[Data extracted from a collection]

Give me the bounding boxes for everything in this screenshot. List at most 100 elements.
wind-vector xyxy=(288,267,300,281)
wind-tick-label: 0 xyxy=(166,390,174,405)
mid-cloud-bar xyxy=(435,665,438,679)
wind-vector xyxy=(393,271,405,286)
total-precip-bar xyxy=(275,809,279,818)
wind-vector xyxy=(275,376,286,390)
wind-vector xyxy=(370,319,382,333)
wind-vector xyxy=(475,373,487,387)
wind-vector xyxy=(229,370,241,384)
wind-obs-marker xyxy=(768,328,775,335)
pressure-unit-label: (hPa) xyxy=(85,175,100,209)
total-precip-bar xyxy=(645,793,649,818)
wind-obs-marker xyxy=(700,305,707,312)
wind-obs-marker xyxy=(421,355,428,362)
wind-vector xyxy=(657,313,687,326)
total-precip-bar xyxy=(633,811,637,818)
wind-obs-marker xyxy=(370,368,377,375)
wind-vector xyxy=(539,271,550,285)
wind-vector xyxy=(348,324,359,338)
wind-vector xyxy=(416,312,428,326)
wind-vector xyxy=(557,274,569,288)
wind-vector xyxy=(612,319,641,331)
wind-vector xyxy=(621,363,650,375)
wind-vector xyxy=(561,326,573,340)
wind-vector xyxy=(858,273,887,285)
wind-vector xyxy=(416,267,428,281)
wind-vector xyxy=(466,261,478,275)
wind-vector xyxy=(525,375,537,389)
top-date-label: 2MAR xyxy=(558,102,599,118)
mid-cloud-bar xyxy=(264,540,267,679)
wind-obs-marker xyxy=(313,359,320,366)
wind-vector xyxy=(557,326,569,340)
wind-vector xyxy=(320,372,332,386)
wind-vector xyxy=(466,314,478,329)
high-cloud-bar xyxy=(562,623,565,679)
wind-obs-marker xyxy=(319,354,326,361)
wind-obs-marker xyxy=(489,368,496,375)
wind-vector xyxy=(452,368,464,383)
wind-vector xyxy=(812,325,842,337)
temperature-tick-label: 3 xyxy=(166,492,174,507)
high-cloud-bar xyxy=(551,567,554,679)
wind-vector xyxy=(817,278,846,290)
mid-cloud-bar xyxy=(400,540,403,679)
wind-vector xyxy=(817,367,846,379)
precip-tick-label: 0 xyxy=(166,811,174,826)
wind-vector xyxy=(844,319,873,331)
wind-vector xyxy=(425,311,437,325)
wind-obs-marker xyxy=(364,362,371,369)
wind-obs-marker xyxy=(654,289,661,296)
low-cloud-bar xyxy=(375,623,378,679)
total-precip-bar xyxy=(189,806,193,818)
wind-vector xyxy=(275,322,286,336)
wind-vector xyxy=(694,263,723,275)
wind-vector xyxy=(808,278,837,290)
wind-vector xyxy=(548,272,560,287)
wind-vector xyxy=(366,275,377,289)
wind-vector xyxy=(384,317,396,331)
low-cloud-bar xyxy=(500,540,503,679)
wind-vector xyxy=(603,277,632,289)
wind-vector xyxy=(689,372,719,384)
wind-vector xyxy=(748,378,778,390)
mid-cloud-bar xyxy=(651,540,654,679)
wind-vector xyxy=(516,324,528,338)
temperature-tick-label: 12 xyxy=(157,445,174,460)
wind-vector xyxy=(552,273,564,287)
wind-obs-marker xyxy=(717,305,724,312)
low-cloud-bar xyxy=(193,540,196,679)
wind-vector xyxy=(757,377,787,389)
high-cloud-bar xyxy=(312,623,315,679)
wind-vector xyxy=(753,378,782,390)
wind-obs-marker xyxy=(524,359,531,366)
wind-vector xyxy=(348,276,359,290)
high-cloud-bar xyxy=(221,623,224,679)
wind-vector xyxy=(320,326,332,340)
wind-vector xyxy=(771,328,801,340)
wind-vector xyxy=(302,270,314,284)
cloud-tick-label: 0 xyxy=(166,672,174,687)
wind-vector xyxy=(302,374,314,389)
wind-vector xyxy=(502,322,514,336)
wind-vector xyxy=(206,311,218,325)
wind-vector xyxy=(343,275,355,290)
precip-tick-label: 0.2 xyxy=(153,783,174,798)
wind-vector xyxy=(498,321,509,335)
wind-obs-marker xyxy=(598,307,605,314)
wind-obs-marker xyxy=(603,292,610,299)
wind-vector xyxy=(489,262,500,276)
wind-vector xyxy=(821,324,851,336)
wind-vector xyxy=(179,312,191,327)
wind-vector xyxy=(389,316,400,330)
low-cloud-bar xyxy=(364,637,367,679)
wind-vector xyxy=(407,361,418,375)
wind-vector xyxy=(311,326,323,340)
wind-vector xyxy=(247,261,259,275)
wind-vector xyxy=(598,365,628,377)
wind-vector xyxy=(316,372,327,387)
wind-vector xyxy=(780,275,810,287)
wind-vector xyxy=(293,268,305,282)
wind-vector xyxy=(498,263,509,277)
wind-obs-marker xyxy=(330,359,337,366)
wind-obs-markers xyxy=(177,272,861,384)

**DIRECTIONS:** Render these records as a Markdown table with two columns, "Row" for the row number and "Line" for the line itself, and leave out any blank lines.

**ANSWER:**
| Row | Line |
|---|---|
| 1 | Give me the bounding boxes for everything in this screenshot. List at most 100 elements. |
| 2 | wind-vector xyxy=(288,267,300,281) |
| 3 | wind-tick-label: 0 xyxy=(166,390,174,405) |
| 4 | mid-cloud-bar xyxy=(435,665,438,679) |
| 5 | wind-vector xyxy=(393,271,405,286) |
| 6 | total-precip-bar xyxy=(275,809,279,818) |
| 7 | wind-vector xyxy=(275,376,286,390) |
| 8 | wind-vector xyxy=(370,319,382,333) |
| 9 | wind-vector xyxy=(475,373,487,387) |
| 10 | wind-vector xyxy=(229,370,241,384) |
| 11 | wind-obs-marker xyxy=(768,328,775,335) |
| 12 | pressure-unit-label: (hPa) xyxy=(85,175,100,209) |
| 13 | total-precip-bar xyxy=(645,793,649,818) |
| 14 | wind-obs-marker xyxy=(700,305,707,312) |
| 15 | wind-obs-marker xyxy=(421,355,428,362) |
| 16 | wind-vector xyxy=(657,313,687,326) |
| 17 | total-precip-bar xyxy=(633,811,637,818) |
| 18 | wind-obs-marker xyxy=(370,368,377,375) |
| 19 | wind-vector xyxy=(539,271,550,285) |
| 20 | wind-vector xyxy=(348,324,359,338) |
| 21 | wind-vector xyxy=(416,312,428,326) |
| 22 | wind-vector xyxy=(557,274,569,288) |
| 23 | wind-vector xyxy=(612,319,641,331) |
| 24 | wind-vector xyxy=(621,363,650,375) |
| 25 | wind-vector xyxy=(561,326,573,340) |
| 26 | wind-vector xyxy=(858,273,887,285) |
| 27 | wind-vector xyxy=(416,267,428,281) |
| 28 | wind-vector xyxy=(466,261,478,275) |
| 29 | wind-vector xyxy=(525,375,537,389) |
| 30 | top-date-label: 2MAR xyxy=(558,102,599,118) |
| 31 | mid-cloud-bar xyxy=(264,540,267,679) |
| 32 | wind-obs-marker xyxy=(313,359,320,366) |
| 33 | wind-vector xyxy=(557,326,569,340) |
| 34 | wind-vector xyxy=(320,372,332,386) |
| 35 | wind-vector xyxy=(466,314,478,329) |
| 36 | high-cloud-bar xyxy=(562,623,565,679) |
| 37 | wind-obs-marker xyxy=(319,354,326,361) |
| 38 | wind-obs-marker xyxy=(489,368,496,375) |
| 39 | wind-vector xyxy=(452,368,464,383) |
| 40 | wind-vector xyxy=(812,325,842,337) |
| 41 | temperature-tick-label: 3 xyxy=(166,492,174,507) |
| 42 | high-cloud-bar xyxy=(551,567,554,679) |
| 43 | wind-vector xyxy=(817,278,846,290) |
| 44 | mid-cloud-bar xyxy=(400,540,403,679) |
| 45 | wind-vector xyxy=(817,367,846,379) |
| 46 | precip-tick-label: 0 xyxy=(166,811,174,826) |
| 47 | wind-vector xyxy=(844,319,873,331) |
| 48 | wind-vector xyxy=(425,311,437,325) |
| 49 | wind-obs-marker xyxy=(364,362,371,369) |
| 50 | wind-obs-marker xyxy=(654,289,661,296) |
| 51 | low-cloud-bar xyxy=(375,623,378,679) |
| 52 | total-precip-bar xyxy=(189,806,193,818) |
| 53 | wind-vector xyxy=(275,322,286,336) |
| 54 | wind-vector xyxy=(694,263,723,275) |
| 55 | wind-vector xyxy=(808,278,837,290) |
| 56 | wind-vector xyxy=(548,272,560,287) |
| 57 | wind-vector xyxy=(366,275,377,289) |
| 58 | wind-vector xyxy=(384,317,396,331) |
| 59 | low-cloud-bar xyxy=(500,540,503,679) |
| 60 | wind-vector xyxy=(603,277,632,289) |
| 61 | wind-vector xyxy=(689,372,719,384) |
| 62 | wind-vector xyxy=(748,378,778,390) |
| 63 | mid-cloud-bar xyxy=(651,540,654,679) |
| 64 | wind-vector xyxy=(516,324,528,338) |
| 65 | temperature-tick-label: 12 xyxy=(157,445,174,460) |
| 66 | wind-vector xyxy=(552,273,564,287) |
| 67 | wind-obs-marker xyxy=(717,305,724,312) |
| 68 | low-cloud-bar xyxy=(193,540,196,679) |
| 69 | wind-vector xyxy=(757,377,787,389) |
| 70 | high-cloud-bar xyxy=(312,623,315,679) |
| 71 | wind-vector xyxy=(753,378,782,390) |
| 72 | wind-obs-marker xyxy=(524,359,531,366) |
| 73 | wind-vector xyxy=(348,276,359,290) |
| 74 | high-cloud-bar xyxy=(221,623,224,679) |
| 75 | wind-vector xyxy=(320,326,332,340) |
| 76 | wind-vector xyxy=(771,328,801,340) |
| 77 | wind-vector xyxy=(302,270,314,284) |
| 78 | cloud-tick-label: 0 xyxy=(166,672,174,687) |
| 79 | wind-vector xyxy=(302,374,314,389) |
| 80 | wind-vector xyxy=(502,322,514,336) |
| 81 | wind-vector xyxy=(206,311,218,325) |
| 82 | wind-vector xyxy=(343,275,355,290) |
| 83 | precip-tick-label: 0.2 xyxy=(153,783,174,798) |
| 84 | wind-vector xyxy=(498,321,509,335) |
| 85 | wind-obs-marker xyxy=(598,307,605,314) |
| 86 | wind-obs-marker xyxy=(603,292,610,299) |
| 87 | wind-vector xyxy=(489,262,500,276) |
| 88 | wind-vector xyxy=(821,324,851,336) |
| 89 | wind-vector xyxy=(179,312,191,327) |
| 90 | wind-vector xyxy=(389,316,400,330) |
| 91 | low-cloud-bar xyxy=(364,637,367,679) |
| 92 | wind-vector xyxy=(407,361,418,375) |
| 93 | wind-vector xyxy=(311,326,323,340) |
| 94 | wind-vector xyxy=(247,261,259,275) |
| 95 | wind-vector xyxy=(598,365,628,377) |
| 96 | wind-vector xyxy=(316,372,327,387) |
| 97 | wind-vector xyxy=(780,275,810,287) |
| 98 | wind-vector xyxy=(293,268,305,282) |
| 99 | wind-vector xyxy=(498,263,509,277) |
| 100 | wind-obs-marker xyxy=(330,359,337,366) |
| 101 | wind-obs-markers xyxy=(177,272,861,384) |